**STORED DATA:**
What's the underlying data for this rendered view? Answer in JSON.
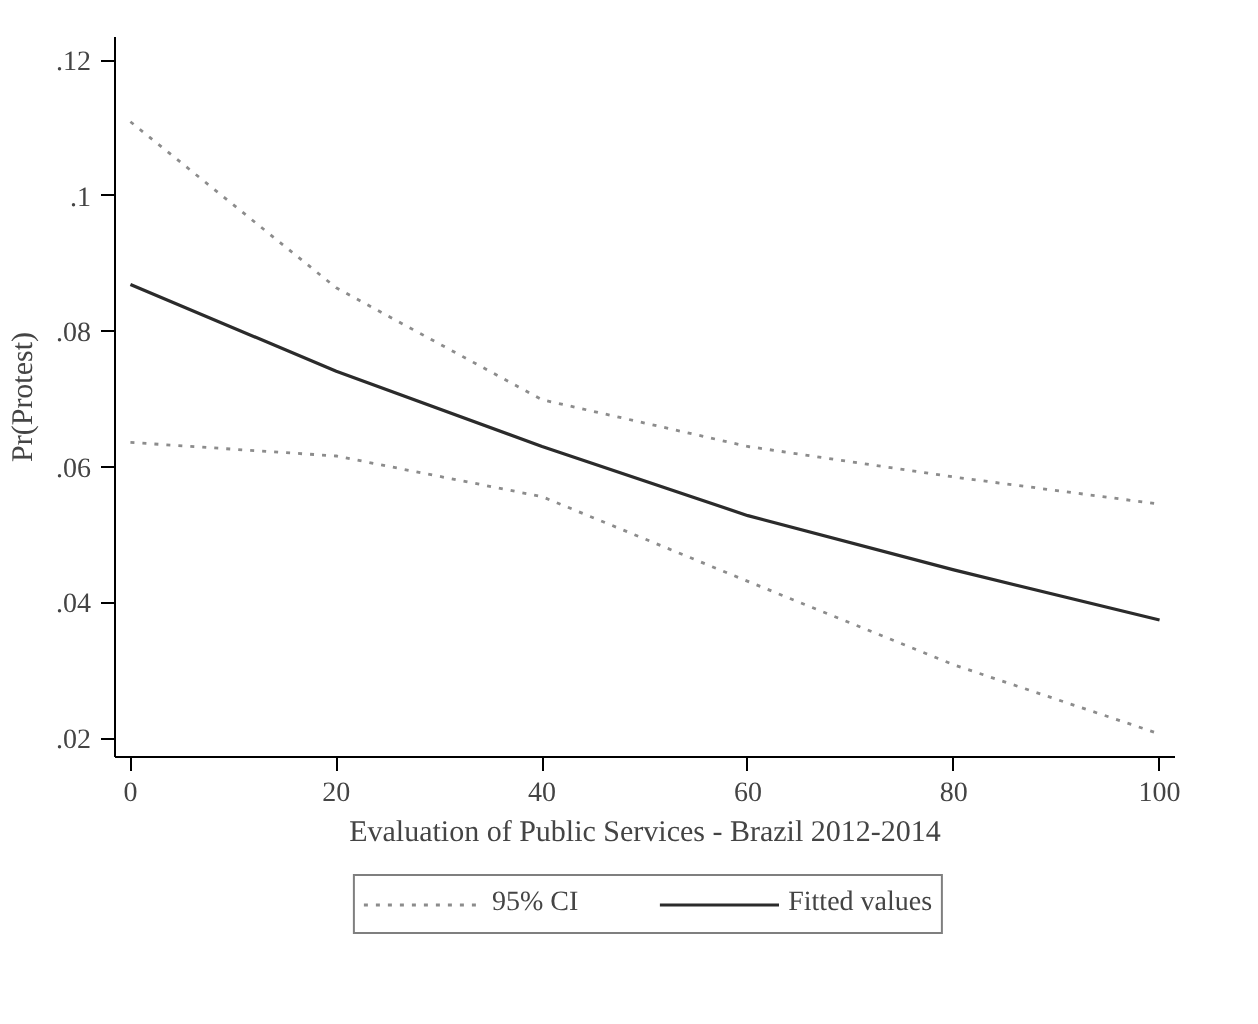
{
  "chart_data": {
    "type": "line",
    "xlabel": "Evaluation of Public Services - Brazil 2012-2014",
    "ylabel": "Pr(Protest)",
    "x": [
      0,
      20,
      40,
      60,
      80,
      100
    ],
    "series": [
      {
        "name": "95% CI",
        "color": "#8c8c8c",
        "line_style": "dotted",
        "values": [
          0.0636,
          0.0616,
          0.0556,
          0.0431,
          0.0308,
          0.0206
        ]
      },
      {
        "color": "#8c8c8c",
        "line_style": "dotted",
        "values": [
          0.1109,
          0.0864,
          0.0699,
          0.063,
          0.0585,
          0.0545
        ]
      },
      {
        "name": "Fitted values",
        "color": "#2b2b2b",
        "line_style": "solid",
        "values": [
          0.0869,
          0.0741,
          0.063,
          0.0528,
          0.0448,
          0.0374
        ]
      }
    ],
    "xlim": [
      -1.5,
      101.5
    ],
    "ylim": [
      0.0172,
      0.1234
    ],
    "xticks": [
      0,
      20,
      40,
      60,
      80,
      100
    ],
    "yticks": [
      {
        "value": 0.02,
        "label": ".02"
      },
      {
        "value": 0.04,
        "label": ".04"
      },
      {
        "value": 0.06,
        "label": ".06"
      },
      {
        "value": 0.08,
        "label": ".08"
      },
      {
        "value": 0.1,
        "label": ".1"
      },
      {
        "value": 0.12,
        "label": ".12"
      }
    ],
    "grid": false,
    "legend": "bottom",
    "marker": "none"
  }
}
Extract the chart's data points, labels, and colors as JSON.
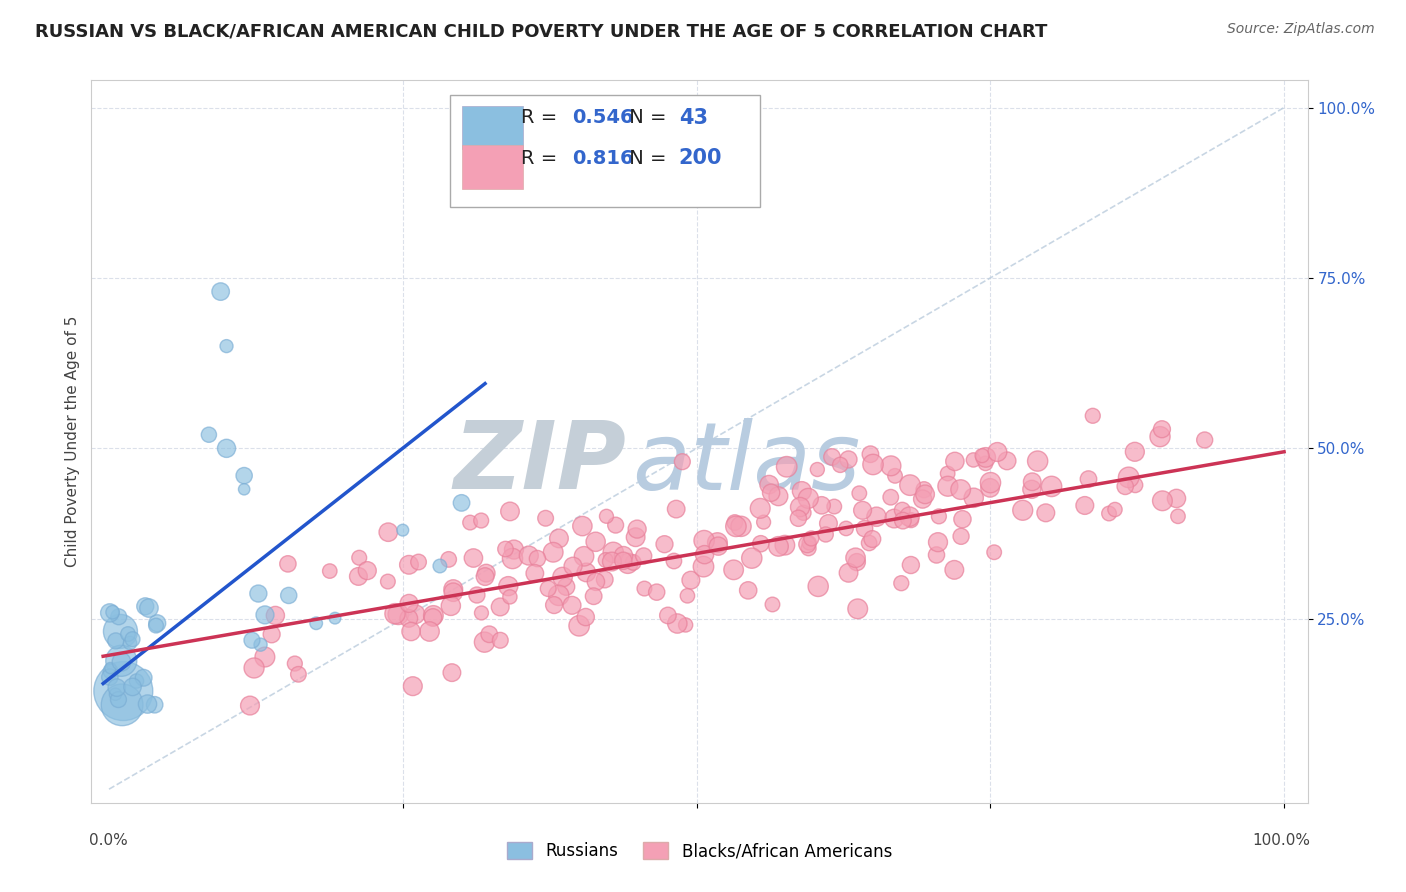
{
  "title": "RUSSIAN VS BLACK/AFRICAN AMERICAN CHILD POVERTY UNDER THE AGE OF 5 CORRELATION CHART",
  "source": "Source: ZipAtlas.com",
  "ylabel": "Child Poverty Under the Age of 5",
  "legend_entries": [
    {
      "label": "Russians",
      "color": "#a8c8f0",
      "R": "0.546",
      "N": "43"
    },
    {
      "label": "Blacks/African Americans",
      "color": "#f4a0b5",
      "R": "0.816",
      "N": "200"
    }
  ],
  "background_color": "#ffffff",
  "scatter_color_russian": "#8bbfe0",
  "scatter_edge_russian": "#7aadd4",
  "scatter_color_black": "#f4a0b5",
  "scatter_edge_black": "#e8809a",
  "line_color_russian": "#2255cc",
  "line_color_black": "#cc3355",
  "diagonal_color": "#bbccdd",
  "watermark_zip": "#c0ccd8",
  "watermark_atlas": "#b8cce0",
  "grid_color": "#d8dde8",
  "title_fontsize": 13,
  "source_fontsize": 10,
  "axis_label_fontsize": 11,
  "legend_fontsize": 14,
  "tick_color": "#3366cc",
  "R_color": "#3366cc",
  "N_color": "#3366cc"
}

**PROBLEM:** Leave the pictures out and output the rest of the listing exactly.

**RESPONSE:**
What's the underlying data for this rendered view? Answer in JSON.
{
  "chart_data": {
    "type": "line",
    "xlabel": "Evaluation of Public Services - Brazil 2012-2014",
    "ylabel": "Pr(Protest)",
    "x": [
      0,
      20,
      40,
      60,
      80,
      100
    ],
    "series": [
      {
        "name": "95% CI",
        "color": "#8c8c8c",
        "line_style": "dotted",
        "values": [
          0.0636,
          0.0616,
          0.0556,
          0.0431,
          0.0308,
          0.0206
        ]
      },
      {
        "color": "#8c8c8c",
        "line_style": "dotted",
        "values": [
          0.1109,
          0.0864,
          0.0699,
          0.063,
          0.0585,
          0.0545
        ]
      },
      {
        "name": "Fitted values",
        "color": "#2b2b2b",
        "line_style": "solid",
        "values": [
          0.0869,
          0.0741,
          0.063,
          0.0528,
          0.0448,
          0.0374
        ]
      }
    ],
    "xlim": [
      -1.5,
      101.5
    ],
    "ylim": [
      0.0172,
      0.1234
    ],
    "xticks": [
      0,
      20,
      40,
      60,
      80,
      100
    ],
    "yticks": [
      {
        "value": 0.02,
        "label": ".02"
      },
      {
        "value": 0.04,
        "label": ".04"
      },
      {
        "value": 0.06,
        "label": ".06"
      },
      {
        "value": 0.08,
        "label": ".08"
      },
      {
        "value": 0.1,
        "label": ".1"
      },
      {
        "value": 0.12,
        "label": ".12"
      }
    ],
    "grid": false,
    "legend": "bottom",
    "marker": "none"
  }
}
Extract the chart's data points, labels, and colors as JSON.
{
  "title": "RUSSIAN VS BLACK/AFRICAN AMERICAN CHILD POVERTY UNDER THE AGE OF 5 CORRELATION CHART",
  "source": "Source: ZipAtlas.com",
  "ylabel": "Child Poverty Under the Age of 5",
  "legend_entries": [
    {
      "label": "Russians",
      "color": "#a8c8f0",
      "R": "0.546",
      "N": "43"
    },
    {
      "label": "Blacks/African Americans",
      "color": "#f4a0b5",
      "R": "0.816",
      "N": "200"
    }
  ],
  "background_color": "#ffffff",
  "scatter_color_russian": "#8bbfe0",
  "scatter_edge_russian": "#7aadd4",
  "scatter_color_black": "#f4a0b5",
  "scatter_edge_black": "#e8809a",
  "line_color_russian": "#2255cc",
  "line_color_black": "#cc3355",
  "diagonal_color": "#bbccdd",
  "watermark_zip": "#c0ccd8",
  "watermark_atlas": "#b8cce0",
  "grid_color": "#d8dde8",
  "title_fontsize": 13,
  "source_fontsize": 10,
  "axis_label_fontsize": 11,
  "legend_fontsize": 14,
  "tick_color": "#3366cc",
  "R_color": "#3366cc",
  "N_color": "#3366cc"
}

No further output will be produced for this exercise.